WHAT YOU ARE ASKED TO DO:
Collect all the lines that mention the word "布衣蔬食".

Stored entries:

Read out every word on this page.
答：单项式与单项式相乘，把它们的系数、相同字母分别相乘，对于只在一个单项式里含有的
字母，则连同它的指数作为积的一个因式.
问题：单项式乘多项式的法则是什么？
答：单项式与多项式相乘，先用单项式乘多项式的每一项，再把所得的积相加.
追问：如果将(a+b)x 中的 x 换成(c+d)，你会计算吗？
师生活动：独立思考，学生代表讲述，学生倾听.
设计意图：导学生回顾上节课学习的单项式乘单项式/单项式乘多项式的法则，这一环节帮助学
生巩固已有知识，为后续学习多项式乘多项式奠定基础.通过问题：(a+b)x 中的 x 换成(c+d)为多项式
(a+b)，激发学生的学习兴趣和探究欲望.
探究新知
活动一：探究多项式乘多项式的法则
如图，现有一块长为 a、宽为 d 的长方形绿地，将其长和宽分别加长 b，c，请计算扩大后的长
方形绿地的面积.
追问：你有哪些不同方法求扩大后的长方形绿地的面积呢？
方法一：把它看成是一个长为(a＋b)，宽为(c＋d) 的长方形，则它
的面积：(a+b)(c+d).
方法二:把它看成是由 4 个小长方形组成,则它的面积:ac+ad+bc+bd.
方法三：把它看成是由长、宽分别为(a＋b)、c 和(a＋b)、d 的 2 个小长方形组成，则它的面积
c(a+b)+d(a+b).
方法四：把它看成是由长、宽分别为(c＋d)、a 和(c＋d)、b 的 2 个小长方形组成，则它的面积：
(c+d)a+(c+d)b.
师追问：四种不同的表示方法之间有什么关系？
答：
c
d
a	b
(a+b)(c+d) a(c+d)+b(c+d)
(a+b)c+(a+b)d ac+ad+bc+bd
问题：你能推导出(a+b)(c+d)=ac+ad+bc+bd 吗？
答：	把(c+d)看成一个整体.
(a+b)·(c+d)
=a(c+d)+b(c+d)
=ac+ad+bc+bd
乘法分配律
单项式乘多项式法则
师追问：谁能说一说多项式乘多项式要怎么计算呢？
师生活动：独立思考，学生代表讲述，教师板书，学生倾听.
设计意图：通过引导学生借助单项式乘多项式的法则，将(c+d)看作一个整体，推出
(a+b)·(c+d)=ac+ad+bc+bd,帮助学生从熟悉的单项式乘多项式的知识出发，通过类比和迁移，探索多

---

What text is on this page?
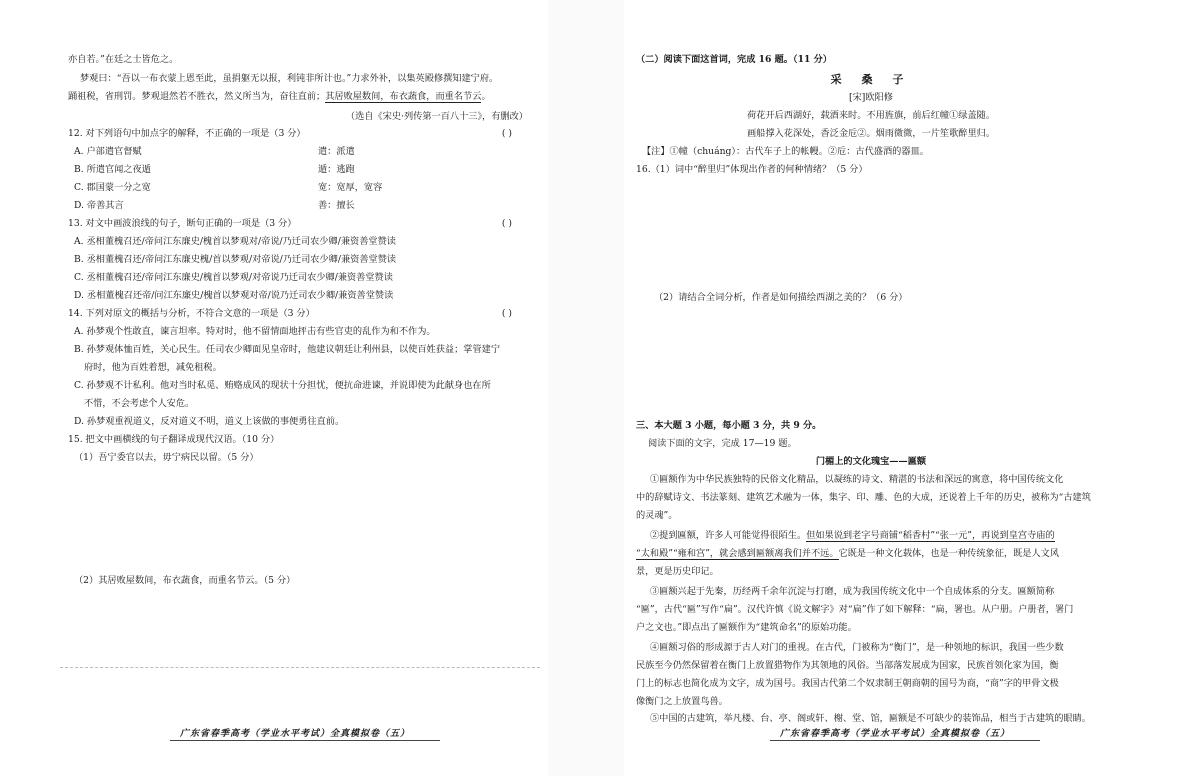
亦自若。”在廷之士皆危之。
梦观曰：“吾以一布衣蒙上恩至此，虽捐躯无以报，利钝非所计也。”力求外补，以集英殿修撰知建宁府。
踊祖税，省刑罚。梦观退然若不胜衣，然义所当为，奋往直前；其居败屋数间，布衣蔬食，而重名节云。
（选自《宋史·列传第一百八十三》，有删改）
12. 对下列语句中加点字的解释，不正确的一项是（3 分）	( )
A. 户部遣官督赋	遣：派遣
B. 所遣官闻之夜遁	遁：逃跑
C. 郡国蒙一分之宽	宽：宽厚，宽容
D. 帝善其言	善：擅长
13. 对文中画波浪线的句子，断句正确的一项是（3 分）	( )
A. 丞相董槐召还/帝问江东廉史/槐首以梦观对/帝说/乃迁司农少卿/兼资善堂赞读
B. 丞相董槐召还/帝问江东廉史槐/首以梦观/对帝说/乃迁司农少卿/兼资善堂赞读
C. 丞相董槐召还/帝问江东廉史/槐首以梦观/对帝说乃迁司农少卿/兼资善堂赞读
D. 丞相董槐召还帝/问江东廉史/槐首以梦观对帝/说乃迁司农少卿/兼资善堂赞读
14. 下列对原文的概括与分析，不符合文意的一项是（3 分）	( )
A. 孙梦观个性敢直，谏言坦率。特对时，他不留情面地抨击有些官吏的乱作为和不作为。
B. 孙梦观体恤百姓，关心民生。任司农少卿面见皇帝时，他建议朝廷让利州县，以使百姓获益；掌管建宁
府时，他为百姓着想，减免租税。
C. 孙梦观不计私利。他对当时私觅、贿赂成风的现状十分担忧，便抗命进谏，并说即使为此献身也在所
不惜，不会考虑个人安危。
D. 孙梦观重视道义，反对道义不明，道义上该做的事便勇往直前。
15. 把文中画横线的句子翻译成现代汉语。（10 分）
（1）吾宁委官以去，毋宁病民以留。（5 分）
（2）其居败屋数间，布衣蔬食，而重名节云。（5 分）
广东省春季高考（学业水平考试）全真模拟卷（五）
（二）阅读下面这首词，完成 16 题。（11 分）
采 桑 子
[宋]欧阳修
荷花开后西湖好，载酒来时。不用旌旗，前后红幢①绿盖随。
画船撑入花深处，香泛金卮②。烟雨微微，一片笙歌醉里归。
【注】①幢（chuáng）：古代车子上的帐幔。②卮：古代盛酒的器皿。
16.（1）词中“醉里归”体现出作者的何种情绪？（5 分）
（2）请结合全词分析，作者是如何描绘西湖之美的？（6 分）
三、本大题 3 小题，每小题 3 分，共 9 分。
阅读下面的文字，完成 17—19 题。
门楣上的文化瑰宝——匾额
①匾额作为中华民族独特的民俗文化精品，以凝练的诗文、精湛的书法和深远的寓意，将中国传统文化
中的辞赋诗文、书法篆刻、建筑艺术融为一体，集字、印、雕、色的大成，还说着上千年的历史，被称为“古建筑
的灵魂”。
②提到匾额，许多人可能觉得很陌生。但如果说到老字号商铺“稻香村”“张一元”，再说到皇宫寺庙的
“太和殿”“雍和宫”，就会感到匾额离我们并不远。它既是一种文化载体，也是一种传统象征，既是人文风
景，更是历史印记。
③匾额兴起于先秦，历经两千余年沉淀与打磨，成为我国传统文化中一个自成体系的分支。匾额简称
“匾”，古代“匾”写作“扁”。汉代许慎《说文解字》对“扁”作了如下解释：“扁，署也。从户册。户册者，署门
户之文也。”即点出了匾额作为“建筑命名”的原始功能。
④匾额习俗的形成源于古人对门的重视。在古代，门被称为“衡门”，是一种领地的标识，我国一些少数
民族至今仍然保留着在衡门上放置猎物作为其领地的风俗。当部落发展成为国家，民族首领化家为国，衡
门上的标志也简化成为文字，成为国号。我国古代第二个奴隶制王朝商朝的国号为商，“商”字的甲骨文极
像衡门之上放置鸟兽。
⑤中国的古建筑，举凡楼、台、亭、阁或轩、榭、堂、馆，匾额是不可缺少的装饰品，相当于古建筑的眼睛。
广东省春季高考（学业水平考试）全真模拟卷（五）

COMPLETED TASK:
踊祖税，省刑罚。梦观退然若不胜衣，然义所当为，奋往直前；其居败屋数间，布衣蔬食，而重名节云。
（2）其居败屋数间，布衣蔬食，而重名节云。（5 分）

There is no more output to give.